Problem requirements -
Extract each line from the entries below that has the string "JSON" in it.

Dataset content -
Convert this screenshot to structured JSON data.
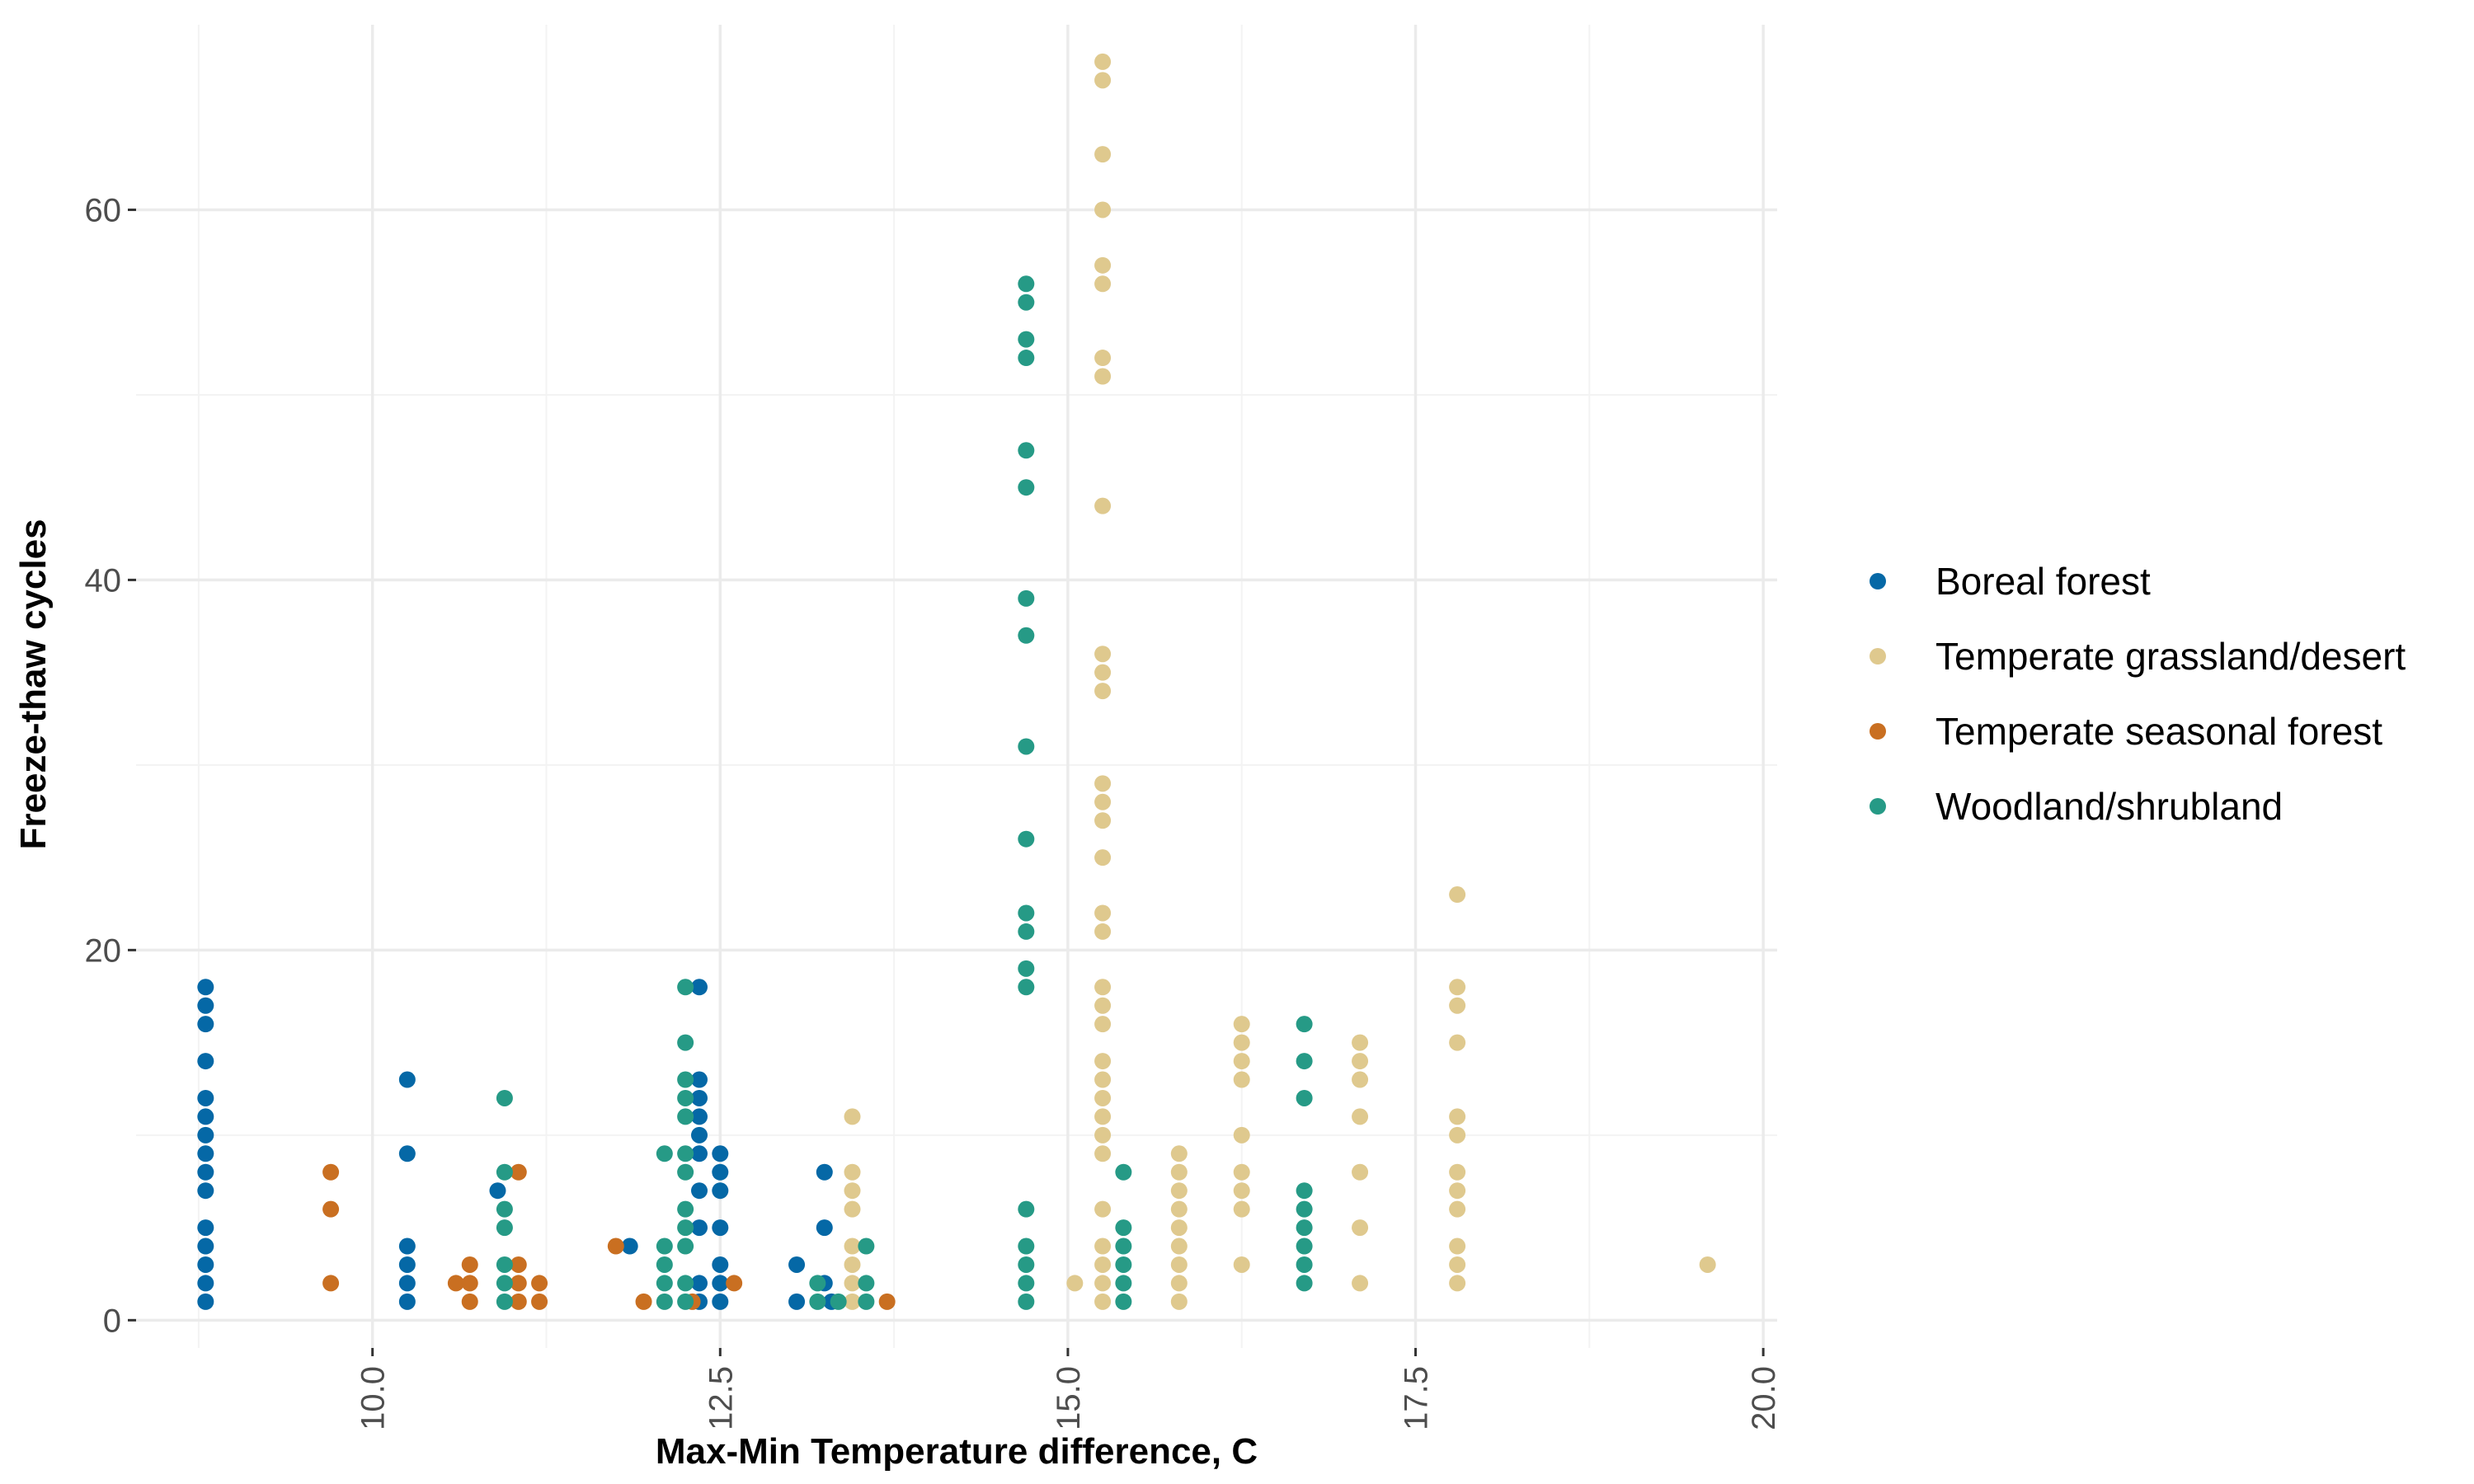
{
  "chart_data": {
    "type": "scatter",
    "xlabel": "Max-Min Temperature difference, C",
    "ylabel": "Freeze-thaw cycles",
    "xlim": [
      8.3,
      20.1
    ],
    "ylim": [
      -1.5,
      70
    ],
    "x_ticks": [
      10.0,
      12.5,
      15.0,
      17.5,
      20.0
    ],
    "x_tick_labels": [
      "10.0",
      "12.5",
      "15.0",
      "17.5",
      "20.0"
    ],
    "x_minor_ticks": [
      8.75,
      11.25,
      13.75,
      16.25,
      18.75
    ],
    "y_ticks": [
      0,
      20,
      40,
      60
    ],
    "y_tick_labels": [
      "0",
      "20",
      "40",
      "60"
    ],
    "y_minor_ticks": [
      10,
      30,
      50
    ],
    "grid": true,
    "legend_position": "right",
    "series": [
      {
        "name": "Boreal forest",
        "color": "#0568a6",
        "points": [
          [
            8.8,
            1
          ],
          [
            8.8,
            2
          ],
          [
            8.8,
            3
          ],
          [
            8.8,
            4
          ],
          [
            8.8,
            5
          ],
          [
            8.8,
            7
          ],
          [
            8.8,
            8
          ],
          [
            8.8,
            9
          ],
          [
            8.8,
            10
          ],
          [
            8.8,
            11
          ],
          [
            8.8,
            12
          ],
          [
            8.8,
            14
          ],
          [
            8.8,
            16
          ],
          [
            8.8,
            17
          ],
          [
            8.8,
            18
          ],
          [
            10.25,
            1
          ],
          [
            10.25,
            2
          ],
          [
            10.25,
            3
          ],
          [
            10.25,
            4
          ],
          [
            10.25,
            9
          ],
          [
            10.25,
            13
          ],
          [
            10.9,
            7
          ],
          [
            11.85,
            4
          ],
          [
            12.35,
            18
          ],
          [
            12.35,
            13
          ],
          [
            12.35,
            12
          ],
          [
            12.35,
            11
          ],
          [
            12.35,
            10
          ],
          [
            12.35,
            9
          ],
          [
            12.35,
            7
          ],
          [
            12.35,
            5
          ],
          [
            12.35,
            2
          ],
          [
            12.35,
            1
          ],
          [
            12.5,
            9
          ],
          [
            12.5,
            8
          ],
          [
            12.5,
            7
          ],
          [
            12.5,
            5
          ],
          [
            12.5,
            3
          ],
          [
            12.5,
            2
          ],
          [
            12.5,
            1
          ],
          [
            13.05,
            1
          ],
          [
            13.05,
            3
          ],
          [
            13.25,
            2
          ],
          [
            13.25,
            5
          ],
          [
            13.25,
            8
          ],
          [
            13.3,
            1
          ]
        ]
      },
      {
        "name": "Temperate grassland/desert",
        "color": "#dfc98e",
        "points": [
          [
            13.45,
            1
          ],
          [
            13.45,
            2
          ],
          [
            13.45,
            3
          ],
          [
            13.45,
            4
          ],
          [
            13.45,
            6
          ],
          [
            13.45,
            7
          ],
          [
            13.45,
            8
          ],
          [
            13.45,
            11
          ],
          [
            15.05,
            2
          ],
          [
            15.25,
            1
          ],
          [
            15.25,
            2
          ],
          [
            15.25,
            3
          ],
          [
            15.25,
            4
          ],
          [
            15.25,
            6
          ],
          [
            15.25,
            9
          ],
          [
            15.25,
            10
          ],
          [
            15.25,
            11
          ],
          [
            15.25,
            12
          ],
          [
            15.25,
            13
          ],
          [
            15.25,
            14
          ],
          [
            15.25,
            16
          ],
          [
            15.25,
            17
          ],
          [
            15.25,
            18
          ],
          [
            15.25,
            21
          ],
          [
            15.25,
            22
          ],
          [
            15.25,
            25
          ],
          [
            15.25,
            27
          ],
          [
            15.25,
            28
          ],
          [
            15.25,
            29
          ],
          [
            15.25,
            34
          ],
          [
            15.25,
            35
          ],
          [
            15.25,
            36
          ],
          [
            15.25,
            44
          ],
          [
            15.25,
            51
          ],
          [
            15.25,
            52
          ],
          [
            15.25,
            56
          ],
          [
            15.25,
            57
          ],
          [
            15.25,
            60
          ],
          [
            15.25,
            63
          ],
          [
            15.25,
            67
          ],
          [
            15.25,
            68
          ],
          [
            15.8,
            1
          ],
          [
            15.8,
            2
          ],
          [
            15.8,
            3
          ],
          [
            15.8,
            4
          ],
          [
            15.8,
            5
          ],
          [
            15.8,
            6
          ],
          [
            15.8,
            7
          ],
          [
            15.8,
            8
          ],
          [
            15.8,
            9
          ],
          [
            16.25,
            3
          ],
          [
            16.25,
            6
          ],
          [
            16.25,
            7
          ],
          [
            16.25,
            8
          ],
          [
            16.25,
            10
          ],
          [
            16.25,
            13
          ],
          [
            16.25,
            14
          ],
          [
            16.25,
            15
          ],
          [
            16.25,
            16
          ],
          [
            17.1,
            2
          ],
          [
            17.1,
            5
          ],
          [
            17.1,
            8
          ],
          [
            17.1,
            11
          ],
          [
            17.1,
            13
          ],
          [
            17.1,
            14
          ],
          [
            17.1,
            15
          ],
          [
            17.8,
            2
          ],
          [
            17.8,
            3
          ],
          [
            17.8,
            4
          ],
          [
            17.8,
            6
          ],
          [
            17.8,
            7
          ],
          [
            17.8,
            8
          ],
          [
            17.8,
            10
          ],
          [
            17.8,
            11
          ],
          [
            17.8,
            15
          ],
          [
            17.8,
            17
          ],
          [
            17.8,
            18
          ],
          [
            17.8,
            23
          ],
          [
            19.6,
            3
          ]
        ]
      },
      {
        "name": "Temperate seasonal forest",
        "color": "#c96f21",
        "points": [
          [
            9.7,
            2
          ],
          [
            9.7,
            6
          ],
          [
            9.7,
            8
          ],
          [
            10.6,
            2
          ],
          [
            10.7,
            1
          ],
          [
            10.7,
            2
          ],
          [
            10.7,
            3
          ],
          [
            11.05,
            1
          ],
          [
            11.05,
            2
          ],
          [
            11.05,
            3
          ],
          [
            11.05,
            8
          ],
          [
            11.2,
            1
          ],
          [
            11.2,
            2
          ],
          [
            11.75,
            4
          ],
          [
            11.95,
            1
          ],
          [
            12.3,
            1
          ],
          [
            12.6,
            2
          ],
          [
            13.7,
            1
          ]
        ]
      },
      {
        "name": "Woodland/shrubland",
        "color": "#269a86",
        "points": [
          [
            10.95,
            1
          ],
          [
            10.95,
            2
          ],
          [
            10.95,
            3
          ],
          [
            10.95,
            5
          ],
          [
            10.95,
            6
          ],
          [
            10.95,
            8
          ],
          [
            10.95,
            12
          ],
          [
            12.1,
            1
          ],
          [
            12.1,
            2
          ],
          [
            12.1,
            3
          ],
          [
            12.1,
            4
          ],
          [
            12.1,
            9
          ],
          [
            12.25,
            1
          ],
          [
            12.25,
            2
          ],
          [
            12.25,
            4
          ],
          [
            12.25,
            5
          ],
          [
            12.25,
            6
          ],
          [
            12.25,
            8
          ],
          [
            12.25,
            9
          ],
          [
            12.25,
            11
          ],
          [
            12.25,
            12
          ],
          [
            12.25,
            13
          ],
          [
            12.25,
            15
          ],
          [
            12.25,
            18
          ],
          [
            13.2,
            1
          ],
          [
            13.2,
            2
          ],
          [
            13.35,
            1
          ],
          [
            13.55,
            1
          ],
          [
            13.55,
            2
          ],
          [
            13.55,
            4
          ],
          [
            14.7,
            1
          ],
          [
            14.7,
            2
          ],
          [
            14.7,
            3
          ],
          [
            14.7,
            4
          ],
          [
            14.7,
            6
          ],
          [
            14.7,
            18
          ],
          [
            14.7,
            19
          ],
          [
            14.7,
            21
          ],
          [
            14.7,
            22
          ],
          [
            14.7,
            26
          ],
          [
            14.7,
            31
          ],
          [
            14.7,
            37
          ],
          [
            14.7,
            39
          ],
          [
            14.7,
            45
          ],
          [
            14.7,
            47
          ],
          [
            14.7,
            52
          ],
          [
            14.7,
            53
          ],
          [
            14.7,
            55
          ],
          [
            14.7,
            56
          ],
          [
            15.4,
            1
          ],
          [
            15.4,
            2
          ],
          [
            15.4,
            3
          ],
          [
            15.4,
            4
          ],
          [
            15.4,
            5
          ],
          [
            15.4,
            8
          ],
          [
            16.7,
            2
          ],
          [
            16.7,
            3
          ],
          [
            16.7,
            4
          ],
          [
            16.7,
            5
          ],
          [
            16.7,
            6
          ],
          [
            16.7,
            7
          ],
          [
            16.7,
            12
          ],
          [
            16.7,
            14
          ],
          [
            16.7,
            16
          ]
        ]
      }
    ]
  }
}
...
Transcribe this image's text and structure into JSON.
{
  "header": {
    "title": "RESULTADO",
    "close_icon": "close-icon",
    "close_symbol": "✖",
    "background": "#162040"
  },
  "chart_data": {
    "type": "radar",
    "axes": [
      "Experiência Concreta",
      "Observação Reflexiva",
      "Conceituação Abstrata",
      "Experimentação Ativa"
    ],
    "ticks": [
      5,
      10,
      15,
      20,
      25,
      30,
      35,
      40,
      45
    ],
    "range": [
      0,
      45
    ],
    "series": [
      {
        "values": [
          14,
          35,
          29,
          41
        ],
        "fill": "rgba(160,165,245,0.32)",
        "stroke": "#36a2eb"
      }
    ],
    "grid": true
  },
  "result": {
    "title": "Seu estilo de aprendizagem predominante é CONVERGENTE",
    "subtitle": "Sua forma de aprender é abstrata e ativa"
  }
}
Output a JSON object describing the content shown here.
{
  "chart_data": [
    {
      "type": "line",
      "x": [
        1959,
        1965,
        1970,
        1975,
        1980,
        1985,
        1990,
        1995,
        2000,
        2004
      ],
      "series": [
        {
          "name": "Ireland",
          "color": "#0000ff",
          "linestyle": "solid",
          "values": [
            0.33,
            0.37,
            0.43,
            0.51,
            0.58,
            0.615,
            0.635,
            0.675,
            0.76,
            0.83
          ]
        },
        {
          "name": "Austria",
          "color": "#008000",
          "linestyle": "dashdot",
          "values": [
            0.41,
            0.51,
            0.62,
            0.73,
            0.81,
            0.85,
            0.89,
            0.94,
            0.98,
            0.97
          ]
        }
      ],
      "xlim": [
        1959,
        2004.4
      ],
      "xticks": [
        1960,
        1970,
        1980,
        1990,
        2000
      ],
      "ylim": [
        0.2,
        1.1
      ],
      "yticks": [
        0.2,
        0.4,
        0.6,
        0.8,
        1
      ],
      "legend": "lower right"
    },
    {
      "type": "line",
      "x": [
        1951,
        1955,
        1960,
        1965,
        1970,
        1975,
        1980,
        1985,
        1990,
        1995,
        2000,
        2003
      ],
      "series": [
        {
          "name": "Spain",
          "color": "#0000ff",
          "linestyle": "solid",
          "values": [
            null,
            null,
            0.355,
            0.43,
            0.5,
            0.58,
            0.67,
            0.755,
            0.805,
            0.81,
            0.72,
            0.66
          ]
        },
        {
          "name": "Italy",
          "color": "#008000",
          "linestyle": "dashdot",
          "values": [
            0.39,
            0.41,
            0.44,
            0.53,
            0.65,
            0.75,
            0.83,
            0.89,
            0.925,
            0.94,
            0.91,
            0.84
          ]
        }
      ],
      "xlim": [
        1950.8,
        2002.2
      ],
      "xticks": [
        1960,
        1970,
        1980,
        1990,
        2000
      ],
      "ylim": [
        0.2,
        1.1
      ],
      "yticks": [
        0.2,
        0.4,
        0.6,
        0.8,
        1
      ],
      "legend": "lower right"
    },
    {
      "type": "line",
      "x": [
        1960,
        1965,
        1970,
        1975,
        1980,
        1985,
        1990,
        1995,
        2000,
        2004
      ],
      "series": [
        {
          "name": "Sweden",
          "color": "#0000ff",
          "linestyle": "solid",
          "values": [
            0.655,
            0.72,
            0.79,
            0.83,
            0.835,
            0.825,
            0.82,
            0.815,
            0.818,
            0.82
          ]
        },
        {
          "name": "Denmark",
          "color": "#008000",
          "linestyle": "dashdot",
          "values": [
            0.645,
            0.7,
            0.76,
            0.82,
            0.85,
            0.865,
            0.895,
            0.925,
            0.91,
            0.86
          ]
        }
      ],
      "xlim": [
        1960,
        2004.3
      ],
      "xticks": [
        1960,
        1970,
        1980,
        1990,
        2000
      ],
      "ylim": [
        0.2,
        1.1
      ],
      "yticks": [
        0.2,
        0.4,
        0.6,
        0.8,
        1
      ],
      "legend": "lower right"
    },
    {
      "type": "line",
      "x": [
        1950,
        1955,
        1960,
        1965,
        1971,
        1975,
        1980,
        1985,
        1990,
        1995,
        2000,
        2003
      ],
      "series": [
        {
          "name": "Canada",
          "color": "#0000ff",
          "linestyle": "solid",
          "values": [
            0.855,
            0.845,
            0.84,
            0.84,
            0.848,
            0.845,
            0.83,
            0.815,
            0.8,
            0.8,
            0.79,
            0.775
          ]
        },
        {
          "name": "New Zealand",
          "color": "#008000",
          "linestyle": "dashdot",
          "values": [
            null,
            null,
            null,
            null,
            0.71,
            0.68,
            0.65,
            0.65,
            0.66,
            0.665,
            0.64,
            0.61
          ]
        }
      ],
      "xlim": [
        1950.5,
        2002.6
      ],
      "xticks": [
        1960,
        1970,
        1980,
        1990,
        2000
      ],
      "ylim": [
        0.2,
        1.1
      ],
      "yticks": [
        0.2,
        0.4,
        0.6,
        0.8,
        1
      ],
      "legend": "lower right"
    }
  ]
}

The answer -
Convert this screenshot to structured JSON data.
Transcribe this image's text and structure into JSON.
Output a JSON object describing the content shown here.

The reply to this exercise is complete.